→ SHORT EXERCISE:
Your answer is a single number: how many lines hold the word "части"?

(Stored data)
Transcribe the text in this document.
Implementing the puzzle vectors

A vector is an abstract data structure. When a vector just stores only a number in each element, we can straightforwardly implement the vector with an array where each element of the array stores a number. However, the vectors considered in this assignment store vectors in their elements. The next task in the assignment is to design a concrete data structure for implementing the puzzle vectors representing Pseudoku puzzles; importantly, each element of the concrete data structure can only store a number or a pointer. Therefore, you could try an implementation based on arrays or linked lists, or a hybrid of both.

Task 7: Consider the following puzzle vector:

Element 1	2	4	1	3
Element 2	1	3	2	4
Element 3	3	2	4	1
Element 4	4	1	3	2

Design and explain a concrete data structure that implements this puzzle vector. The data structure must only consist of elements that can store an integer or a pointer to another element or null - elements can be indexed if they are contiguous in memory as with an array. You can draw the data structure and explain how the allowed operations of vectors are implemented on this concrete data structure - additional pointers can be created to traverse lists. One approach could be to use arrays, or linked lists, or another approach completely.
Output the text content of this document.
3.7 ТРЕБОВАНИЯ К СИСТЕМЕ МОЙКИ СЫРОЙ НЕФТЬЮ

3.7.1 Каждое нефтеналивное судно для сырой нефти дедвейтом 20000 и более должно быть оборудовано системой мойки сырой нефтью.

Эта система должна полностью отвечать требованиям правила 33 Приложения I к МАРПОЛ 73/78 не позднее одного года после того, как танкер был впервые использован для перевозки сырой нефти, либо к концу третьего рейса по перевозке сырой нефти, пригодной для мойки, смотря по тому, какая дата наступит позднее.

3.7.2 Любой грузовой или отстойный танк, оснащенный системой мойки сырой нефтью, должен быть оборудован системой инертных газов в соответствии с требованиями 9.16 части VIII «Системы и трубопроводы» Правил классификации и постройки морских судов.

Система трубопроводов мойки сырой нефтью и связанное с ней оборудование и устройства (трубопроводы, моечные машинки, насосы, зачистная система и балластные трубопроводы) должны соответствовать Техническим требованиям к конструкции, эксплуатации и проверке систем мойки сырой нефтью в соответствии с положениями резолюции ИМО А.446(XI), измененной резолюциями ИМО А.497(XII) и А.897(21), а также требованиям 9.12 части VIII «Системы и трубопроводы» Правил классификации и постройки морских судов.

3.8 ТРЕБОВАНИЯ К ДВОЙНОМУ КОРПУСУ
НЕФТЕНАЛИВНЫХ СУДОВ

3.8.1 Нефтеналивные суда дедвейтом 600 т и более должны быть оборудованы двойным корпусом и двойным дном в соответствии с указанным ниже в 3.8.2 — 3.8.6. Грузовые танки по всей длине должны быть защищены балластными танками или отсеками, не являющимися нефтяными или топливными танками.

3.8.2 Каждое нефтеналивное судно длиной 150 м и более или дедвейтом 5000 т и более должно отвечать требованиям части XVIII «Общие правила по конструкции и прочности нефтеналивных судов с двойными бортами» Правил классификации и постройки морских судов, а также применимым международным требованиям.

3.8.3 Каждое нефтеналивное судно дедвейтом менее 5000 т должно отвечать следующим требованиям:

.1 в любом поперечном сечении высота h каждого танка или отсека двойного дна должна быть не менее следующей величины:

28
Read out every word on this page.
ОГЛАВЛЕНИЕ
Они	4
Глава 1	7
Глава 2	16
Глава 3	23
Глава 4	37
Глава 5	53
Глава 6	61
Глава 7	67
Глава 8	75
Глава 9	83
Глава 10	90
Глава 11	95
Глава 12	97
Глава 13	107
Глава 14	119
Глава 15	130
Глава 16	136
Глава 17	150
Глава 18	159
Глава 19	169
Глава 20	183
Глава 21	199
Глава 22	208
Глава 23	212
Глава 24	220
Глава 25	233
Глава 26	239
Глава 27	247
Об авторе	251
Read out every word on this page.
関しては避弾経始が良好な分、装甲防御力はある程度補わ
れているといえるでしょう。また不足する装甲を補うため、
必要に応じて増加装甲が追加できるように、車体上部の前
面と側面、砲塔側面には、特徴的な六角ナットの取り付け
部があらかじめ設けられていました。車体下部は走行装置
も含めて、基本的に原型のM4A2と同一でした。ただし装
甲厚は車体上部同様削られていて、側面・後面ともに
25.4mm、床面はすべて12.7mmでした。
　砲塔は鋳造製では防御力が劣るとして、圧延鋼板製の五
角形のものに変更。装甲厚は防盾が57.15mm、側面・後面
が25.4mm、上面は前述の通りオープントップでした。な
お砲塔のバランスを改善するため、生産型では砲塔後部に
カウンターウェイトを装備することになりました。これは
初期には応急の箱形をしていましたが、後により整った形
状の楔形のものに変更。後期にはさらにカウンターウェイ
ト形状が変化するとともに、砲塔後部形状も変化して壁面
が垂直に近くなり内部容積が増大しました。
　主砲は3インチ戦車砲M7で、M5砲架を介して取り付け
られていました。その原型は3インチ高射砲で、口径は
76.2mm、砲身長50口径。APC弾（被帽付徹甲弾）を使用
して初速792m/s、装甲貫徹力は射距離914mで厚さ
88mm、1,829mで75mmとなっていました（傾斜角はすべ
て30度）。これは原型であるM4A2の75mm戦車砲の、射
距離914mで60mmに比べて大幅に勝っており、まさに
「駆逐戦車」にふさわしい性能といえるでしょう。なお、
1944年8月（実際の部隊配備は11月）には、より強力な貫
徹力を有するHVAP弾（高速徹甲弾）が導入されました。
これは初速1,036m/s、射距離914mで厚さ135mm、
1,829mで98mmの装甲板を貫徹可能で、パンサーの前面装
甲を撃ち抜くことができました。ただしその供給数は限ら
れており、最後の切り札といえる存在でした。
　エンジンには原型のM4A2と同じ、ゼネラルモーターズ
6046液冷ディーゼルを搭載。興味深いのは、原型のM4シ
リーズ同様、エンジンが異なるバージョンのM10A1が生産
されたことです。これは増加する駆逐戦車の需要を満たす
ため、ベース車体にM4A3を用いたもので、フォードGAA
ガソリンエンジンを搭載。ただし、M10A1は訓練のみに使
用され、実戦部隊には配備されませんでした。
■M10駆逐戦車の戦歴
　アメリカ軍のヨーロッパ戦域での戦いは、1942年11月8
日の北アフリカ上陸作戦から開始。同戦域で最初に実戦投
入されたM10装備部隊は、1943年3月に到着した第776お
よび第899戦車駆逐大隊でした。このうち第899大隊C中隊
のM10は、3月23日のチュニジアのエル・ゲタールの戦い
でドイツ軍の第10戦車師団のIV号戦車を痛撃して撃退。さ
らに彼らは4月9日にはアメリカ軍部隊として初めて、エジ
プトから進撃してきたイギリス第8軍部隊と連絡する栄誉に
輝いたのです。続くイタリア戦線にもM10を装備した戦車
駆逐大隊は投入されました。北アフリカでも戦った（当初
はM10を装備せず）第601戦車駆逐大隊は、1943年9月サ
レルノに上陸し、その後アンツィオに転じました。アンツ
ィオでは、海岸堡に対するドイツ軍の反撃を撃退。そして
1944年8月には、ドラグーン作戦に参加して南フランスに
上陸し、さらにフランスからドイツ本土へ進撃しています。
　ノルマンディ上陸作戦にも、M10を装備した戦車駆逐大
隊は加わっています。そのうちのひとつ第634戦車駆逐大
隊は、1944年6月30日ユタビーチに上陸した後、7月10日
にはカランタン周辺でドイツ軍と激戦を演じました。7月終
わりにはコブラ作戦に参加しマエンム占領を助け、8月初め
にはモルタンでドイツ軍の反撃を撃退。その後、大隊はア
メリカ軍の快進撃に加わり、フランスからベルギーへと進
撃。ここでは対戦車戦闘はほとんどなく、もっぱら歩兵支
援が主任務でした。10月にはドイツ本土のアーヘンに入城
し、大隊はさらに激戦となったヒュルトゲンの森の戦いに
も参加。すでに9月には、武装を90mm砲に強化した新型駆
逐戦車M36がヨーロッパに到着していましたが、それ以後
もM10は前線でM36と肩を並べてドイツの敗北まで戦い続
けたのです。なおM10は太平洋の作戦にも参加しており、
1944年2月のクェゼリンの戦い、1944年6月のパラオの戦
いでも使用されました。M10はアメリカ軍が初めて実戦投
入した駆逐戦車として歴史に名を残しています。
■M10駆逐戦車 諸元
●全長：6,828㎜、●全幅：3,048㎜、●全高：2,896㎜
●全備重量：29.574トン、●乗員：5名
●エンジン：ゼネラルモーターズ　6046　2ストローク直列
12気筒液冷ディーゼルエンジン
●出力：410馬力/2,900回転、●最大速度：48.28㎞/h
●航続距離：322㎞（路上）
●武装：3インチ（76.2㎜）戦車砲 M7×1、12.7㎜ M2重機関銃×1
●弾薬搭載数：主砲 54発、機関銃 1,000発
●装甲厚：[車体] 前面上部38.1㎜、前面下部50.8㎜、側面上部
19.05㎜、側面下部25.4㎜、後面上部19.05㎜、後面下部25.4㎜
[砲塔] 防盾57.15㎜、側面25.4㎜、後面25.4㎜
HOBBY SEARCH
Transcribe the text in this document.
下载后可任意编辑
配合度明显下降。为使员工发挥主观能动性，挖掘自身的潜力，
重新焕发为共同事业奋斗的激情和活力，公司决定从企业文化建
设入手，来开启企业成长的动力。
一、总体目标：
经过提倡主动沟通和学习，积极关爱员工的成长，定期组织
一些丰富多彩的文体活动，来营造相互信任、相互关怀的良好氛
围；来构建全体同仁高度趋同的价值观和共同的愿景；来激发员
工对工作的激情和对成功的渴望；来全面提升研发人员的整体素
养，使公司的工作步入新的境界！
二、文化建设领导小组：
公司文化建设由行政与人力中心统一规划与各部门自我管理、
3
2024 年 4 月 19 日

→ PROBLEM SOLUTION:
3